Dataset excerpt
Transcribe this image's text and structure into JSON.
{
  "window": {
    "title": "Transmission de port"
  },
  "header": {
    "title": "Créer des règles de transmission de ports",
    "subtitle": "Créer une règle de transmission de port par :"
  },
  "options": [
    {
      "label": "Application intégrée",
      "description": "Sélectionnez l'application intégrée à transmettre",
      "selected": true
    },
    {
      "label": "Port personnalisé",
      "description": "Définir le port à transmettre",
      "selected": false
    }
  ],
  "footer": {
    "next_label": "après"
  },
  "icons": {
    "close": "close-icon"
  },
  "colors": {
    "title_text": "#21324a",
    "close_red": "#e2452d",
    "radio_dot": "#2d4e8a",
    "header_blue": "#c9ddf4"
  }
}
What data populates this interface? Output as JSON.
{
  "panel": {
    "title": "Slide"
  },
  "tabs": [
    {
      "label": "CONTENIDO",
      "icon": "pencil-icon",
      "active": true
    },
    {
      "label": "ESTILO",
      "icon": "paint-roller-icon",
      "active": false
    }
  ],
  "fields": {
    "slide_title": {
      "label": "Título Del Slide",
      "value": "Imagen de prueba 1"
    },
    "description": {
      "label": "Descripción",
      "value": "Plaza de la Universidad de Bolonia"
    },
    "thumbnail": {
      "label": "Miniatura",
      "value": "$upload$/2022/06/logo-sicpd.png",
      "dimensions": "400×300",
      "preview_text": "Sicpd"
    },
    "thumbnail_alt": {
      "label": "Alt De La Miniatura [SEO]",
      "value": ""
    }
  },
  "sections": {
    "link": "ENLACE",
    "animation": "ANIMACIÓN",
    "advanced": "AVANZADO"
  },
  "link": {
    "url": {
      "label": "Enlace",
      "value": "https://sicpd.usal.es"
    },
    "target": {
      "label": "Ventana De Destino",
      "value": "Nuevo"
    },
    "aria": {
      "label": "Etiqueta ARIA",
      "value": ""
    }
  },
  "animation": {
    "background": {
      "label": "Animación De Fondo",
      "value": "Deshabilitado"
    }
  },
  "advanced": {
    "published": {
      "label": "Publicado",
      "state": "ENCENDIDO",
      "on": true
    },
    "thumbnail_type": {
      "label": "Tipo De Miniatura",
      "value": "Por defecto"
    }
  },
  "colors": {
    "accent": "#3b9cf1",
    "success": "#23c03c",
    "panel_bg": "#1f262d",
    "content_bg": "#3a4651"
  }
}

Task requirements —
Copy all lines from the material that include "Créer".

Exercise answer —
    "title": "Créer des règles de transmission de ports",
    "subtitle": "Créer une règle de transmission de port par :"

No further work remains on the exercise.